**What this task involves:** Without the images, print all the entries below exactly as given.

**Entries shown:**
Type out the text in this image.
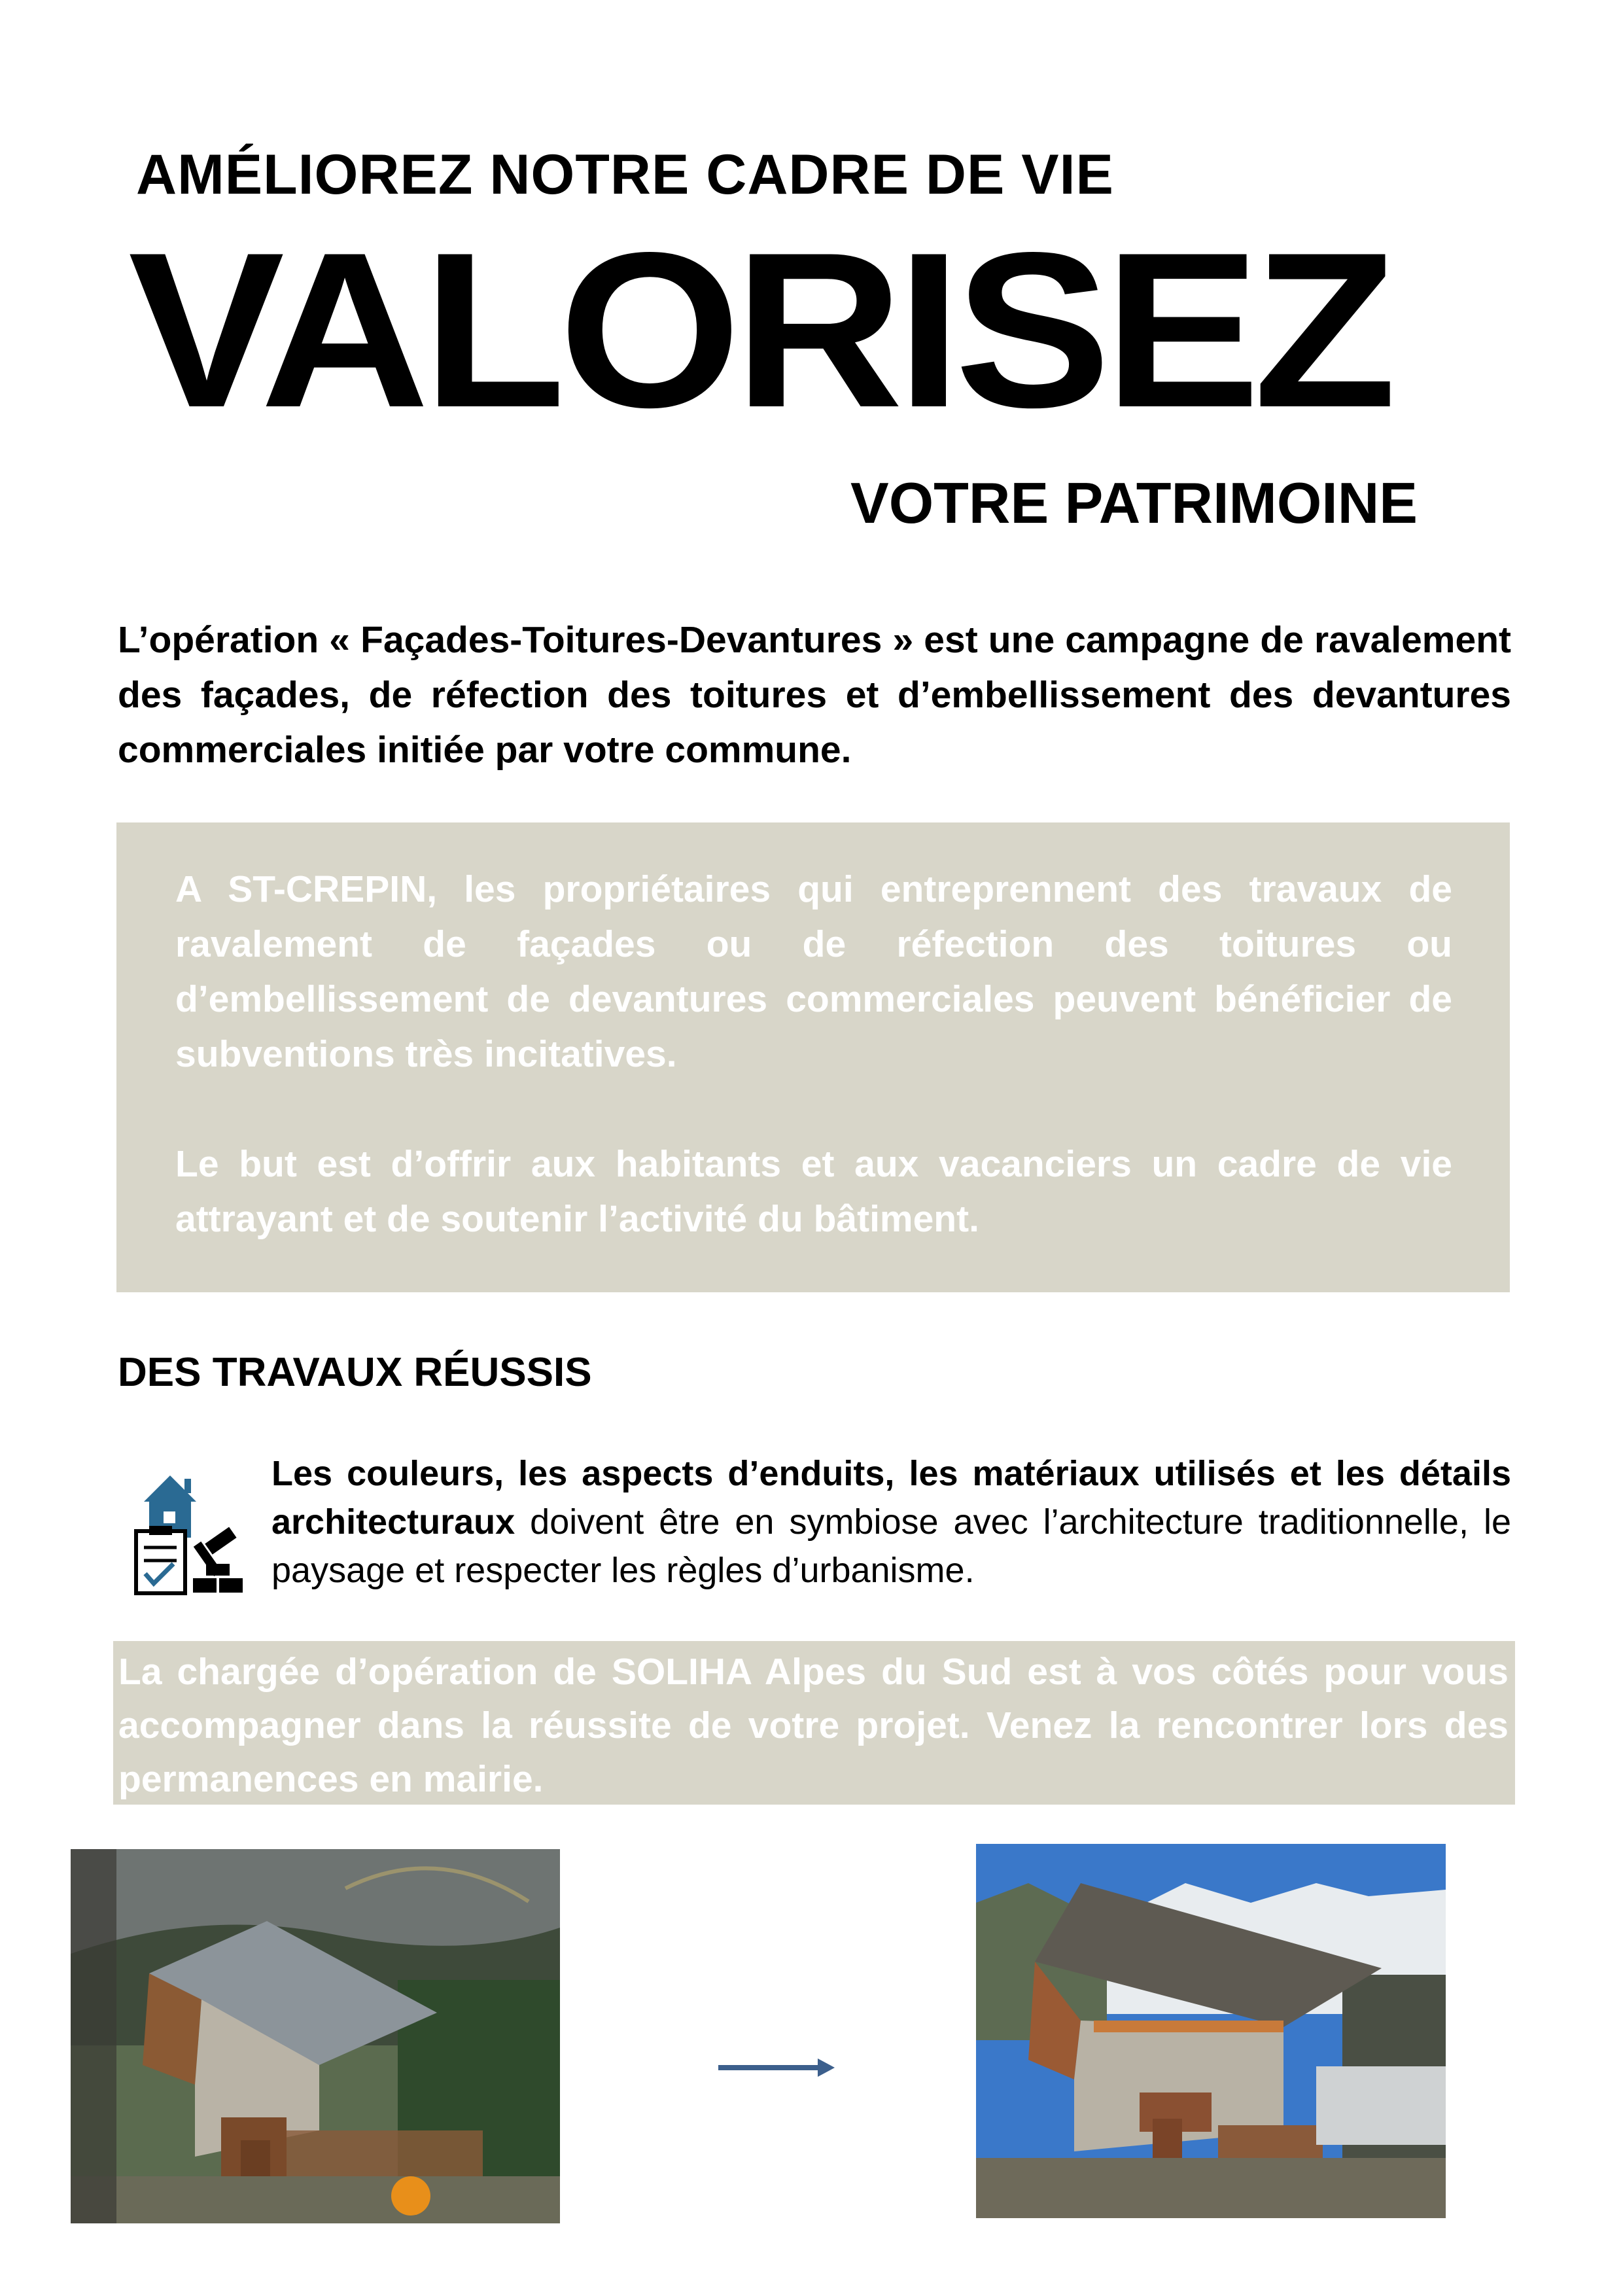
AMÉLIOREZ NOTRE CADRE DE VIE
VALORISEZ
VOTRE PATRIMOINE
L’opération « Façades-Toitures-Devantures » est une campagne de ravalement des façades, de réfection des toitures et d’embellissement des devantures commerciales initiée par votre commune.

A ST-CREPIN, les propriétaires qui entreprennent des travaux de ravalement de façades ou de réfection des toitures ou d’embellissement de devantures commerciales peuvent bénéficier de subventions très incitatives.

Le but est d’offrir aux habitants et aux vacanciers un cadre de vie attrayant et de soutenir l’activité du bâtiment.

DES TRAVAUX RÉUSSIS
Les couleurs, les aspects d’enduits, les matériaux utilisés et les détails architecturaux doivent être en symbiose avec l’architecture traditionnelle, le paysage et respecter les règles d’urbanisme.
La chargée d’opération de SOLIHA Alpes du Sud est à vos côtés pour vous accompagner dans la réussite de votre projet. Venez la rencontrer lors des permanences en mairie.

**Full output:**
Type out the text in this image.
AMÉLIOREZ NOTRE CADRE DE VIE
VALORISEZ
VOTRE PATRIMOINE
L’opération « Façades-Toitures-Devantures » est une campagne de ravalement des façades, de réfection des toitures et d’embellissement des devantures commerciales initiée par votre commune.

A ST-CREPIN, les propriétaires qui entreprennent des travaux de ravalement de façades ou de réfection des toitures ou d’embellissement de devantures commerciales peuvent bénéficier de subventions très incitatives.

Le but est d’offrir aux habitants et aux vacanciers un cadre de vie attrayant et de soutenir l’activité du bâtiment.

DES TRAVAUX RÉUSSIS
Les couleurs, les aspects d’enduits, les matériaux utilisés et les détails architecturaux doivent être en symbiose avec l’architecture traditionnelle, le paysage et respecter les règles d’urbanisme.
La chargée d’opération de SOLIHA Alpes du Sud est à vos côtés pour vous accompagner dans la réussite de votre projet. Venez la rencontrer lors des permanences en mairie.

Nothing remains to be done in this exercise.